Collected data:

>> Start

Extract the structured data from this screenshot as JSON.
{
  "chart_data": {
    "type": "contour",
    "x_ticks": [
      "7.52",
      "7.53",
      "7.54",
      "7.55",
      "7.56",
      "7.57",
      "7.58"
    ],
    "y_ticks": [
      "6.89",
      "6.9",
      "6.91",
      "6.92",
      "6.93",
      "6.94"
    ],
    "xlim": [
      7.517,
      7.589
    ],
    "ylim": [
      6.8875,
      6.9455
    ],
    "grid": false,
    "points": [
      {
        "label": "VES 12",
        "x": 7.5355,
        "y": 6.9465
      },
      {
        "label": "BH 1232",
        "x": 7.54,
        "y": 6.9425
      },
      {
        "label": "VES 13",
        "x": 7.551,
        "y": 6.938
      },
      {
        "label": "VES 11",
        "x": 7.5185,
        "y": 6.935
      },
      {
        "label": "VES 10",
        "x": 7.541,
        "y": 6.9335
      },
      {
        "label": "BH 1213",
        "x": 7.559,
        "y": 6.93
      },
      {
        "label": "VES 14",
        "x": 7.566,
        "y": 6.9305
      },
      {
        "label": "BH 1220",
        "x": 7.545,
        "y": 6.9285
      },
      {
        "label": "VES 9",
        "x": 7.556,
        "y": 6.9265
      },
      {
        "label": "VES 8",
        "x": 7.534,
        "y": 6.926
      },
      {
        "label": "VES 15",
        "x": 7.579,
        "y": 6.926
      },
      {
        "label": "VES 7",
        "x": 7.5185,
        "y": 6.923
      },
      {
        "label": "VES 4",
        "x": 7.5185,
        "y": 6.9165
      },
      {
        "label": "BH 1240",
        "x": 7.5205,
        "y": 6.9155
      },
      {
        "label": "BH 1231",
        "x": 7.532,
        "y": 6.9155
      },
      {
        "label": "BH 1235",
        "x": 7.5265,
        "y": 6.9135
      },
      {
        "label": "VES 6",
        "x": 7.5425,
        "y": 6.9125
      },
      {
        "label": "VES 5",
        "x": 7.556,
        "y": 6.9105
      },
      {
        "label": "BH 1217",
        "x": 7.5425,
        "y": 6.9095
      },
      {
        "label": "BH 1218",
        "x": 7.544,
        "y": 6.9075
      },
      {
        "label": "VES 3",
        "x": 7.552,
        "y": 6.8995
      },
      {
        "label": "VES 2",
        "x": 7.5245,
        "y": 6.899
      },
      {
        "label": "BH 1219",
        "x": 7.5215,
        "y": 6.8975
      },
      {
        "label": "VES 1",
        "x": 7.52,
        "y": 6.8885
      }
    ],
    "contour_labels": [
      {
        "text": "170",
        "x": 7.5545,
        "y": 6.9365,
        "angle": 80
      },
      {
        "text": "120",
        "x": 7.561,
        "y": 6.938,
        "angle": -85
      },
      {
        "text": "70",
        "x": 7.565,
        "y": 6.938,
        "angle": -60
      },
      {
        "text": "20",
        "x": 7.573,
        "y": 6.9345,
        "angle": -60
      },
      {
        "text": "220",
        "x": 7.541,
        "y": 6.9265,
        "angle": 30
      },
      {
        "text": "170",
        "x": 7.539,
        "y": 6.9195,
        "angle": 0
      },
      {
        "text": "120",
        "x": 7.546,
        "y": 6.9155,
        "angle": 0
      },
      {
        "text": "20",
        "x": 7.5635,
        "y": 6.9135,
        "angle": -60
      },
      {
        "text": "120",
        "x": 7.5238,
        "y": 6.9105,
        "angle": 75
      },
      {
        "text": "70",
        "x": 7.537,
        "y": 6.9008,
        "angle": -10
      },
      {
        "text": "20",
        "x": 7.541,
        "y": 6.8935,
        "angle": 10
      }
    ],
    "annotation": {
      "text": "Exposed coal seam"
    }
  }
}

>> End
>> Start

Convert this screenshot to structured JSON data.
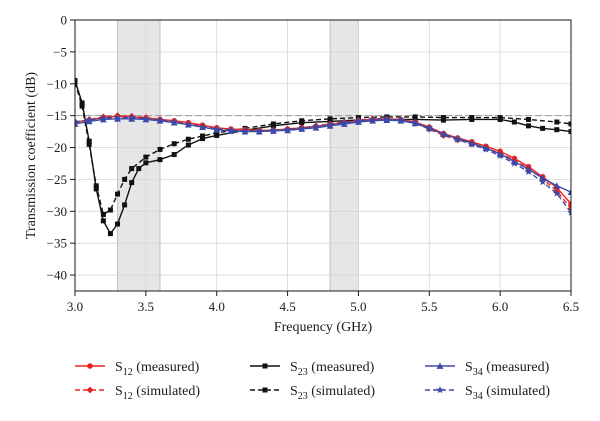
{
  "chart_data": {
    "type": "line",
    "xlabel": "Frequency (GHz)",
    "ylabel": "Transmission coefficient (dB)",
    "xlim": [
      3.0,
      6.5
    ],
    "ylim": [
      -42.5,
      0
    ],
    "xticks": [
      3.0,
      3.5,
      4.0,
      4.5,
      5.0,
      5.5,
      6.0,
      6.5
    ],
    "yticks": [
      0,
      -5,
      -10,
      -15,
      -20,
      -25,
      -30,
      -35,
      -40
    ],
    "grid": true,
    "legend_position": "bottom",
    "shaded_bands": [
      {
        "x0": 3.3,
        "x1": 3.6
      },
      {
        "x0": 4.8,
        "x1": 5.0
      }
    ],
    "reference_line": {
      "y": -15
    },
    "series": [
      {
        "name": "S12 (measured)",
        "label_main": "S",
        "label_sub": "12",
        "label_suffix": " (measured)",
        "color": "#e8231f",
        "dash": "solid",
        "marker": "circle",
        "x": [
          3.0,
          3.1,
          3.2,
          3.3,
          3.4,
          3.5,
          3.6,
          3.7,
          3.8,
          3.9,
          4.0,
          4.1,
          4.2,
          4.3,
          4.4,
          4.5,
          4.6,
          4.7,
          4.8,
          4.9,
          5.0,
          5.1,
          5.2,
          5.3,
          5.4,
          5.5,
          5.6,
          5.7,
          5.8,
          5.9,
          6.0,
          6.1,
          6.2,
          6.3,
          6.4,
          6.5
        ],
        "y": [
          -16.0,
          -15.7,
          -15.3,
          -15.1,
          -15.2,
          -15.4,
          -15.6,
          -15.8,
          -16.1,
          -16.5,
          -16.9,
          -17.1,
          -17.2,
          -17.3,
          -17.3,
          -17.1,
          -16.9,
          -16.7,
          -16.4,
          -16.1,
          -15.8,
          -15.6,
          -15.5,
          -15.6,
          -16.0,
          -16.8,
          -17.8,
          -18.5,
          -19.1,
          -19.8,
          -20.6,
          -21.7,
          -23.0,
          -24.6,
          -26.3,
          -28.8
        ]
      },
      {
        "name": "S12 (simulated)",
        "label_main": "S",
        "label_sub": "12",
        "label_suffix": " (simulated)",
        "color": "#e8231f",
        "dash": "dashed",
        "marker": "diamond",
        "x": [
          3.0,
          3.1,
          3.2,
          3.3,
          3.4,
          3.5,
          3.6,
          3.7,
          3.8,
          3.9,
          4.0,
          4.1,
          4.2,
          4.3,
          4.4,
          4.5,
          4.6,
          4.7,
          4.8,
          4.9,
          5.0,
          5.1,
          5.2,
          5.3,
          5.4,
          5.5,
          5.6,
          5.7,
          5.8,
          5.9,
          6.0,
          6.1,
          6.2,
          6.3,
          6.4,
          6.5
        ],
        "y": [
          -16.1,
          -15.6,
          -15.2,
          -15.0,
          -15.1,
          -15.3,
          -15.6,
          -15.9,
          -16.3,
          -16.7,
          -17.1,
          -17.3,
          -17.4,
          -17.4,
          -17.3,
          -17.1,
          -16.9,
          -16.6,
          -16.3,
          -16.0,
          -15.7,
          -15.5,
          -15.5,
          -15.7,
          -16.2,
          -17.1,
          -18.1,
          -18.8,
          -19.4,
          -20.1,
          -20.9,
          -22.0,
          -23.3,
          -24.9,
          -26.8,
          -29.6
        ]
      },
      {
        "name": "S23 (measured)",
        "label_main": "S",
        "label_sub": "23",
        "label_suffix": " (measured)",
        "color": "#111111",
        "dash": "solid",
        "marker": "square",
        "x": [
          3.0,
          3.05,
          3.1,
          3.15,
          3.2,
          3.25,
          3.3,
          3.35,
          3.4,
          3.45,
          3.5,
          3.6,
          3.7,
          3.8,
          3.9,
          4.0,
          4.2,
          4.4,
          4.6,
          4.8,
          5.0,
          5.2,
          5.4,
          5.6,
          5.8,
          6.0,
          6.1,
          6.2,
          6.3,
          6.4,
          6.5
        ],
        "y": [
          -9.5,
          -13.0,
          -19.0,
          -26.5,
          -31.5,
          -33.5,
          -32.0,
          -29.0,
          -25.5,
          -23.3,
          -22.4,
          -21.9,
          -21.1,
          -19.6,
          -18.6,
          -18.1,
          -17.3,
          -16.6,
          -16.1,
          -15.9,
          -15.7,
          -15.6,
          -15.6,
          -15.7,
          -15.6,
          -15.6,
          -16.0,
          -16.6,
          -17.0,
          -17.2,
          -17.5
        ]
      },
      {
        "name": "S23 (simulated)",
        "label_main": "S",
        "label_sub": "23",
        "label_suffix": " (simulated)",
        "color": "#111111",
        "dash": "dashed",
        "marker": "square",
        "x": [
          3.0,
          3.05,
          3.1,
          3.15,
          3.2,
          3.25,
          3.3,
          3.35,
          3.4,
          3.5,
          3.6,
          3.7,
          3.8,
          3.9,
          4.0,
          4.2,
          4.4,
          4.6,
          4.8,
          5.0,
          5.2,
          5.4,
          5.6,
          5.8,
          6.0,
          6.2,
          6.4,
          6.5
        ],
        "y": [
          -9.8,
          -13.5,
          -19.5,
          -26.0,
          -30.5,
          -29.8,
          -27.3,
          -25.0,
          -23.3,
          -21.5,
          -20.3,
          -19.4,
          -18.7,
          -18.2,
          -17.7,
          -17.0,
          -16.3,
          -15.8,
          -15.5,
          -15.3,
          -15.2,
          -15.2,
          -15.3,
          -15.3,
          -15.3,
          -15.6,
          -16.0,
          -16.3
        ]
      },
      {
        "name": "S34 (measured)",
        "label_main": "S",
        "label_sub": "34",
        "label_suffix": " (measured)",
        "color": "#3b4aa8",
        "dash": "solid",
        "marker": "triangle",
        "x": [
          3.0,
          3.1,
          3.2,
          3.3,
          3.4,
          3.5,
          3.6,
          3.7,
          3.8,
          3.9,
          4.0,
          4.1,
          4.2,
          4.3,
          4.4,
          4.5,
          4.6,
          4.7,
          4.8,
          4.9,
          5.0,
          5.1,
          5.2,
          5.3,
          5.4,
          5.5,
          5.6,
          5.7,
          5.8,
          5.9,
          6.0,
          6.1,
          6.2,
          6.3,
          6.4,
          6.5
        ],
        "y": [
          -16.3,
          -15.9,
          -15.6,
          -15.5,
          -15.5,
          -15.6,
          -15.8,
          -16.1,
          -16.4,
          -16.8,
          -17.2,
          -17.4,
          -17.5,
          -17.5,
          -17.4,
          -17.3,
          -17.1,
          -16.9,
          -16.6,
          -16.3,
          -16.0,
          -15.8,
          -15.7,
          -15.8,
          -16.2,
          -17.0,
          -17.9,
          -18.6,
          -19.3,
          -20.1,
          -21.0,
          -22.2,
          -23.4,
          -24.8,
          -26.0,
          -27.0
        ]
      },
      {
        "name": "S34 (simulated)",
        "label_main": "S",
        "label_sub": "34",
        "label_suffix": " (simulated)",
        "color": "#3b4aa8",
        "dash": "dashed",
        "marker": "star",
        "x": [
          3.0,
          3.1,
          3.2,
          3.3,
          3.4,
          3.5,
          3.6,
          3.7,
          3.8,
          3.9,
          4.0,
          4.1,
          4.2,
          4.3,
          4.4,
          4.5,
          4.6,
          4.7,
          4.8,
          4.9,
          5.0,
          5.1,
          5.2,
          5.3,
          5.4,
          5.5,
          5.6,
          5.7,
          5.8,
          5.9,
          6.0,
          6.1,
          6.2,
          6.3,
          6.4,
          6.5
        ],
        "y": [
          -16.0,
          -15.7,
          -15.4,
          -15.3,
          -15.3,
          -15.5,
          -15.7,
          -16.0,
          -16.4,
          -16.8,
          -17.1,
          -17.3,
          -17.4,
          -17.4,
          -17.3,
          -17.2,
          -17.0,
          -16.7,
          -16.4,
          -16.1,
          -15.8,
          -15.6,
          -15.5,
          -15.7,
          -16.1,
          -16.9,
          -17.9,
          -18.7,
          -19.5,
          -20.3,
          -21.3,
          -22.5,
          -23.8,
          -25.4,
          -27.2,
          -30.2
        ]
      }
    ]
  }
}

>> End
>> Start

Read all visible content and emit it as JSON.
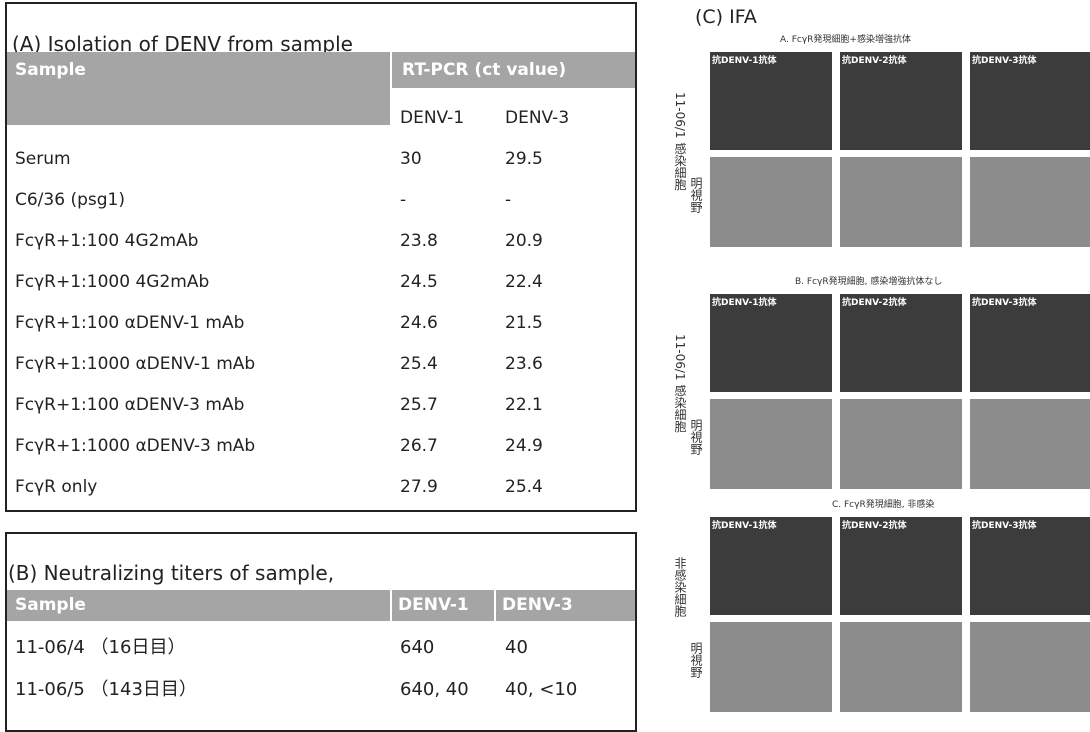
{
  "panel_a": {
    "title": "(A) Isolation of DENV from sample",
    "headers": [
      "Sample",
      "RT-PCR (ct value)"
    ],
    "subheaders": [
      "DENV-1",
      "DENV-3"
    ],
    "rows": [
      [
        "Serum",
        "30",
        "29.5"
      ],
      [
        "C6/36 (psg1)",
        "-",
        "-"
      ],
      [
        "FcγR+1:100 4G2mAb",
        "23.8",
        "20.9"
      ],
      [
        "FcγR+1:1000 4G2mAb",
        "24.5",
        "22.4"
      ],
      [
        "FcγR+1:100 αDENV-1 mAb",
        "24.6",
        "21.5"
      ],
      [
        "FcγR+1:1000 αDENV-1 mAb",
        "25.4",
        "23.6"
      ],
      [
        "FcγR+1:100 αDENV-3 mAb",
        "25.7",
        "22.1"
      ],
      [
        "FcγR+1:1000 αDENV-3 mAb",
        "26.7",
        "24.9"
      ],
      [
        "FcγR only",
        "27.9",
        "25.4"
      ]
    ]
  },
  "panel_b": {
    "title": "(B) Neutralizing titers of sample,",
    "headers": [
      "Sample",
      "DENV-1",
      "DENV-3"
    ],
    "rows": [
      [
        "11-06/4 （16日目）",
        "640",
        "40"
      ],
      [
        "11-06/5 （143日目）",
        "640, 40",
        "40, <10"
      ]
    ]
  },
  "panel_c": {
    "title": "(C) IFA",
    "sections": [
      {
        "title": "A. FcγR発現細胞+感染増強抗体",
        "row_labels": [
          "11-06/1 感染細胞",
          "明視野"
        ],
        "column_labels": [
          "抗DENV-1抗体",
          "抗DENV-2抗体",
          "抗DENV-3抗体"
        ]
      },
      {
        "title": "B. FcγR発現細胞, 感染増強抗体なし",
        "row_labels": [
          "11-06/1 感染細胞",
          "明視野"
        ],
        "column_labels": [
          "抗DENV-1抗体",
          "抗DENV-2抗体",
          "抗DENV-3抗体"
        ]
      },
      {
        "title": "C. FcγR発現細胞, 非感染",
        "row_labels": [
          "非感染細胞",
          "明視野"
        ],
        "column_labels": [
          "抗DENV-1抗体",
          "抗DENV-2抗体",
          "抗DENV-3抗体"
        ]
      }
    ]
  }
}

>> End

Exercise details — From the listing above, return each line with the word "JSON".

Answer —
Extract the structured data from this screenshot as JSON.
Convert this screenshot to structured JSON data.
Read all visible content and emit it as JSON.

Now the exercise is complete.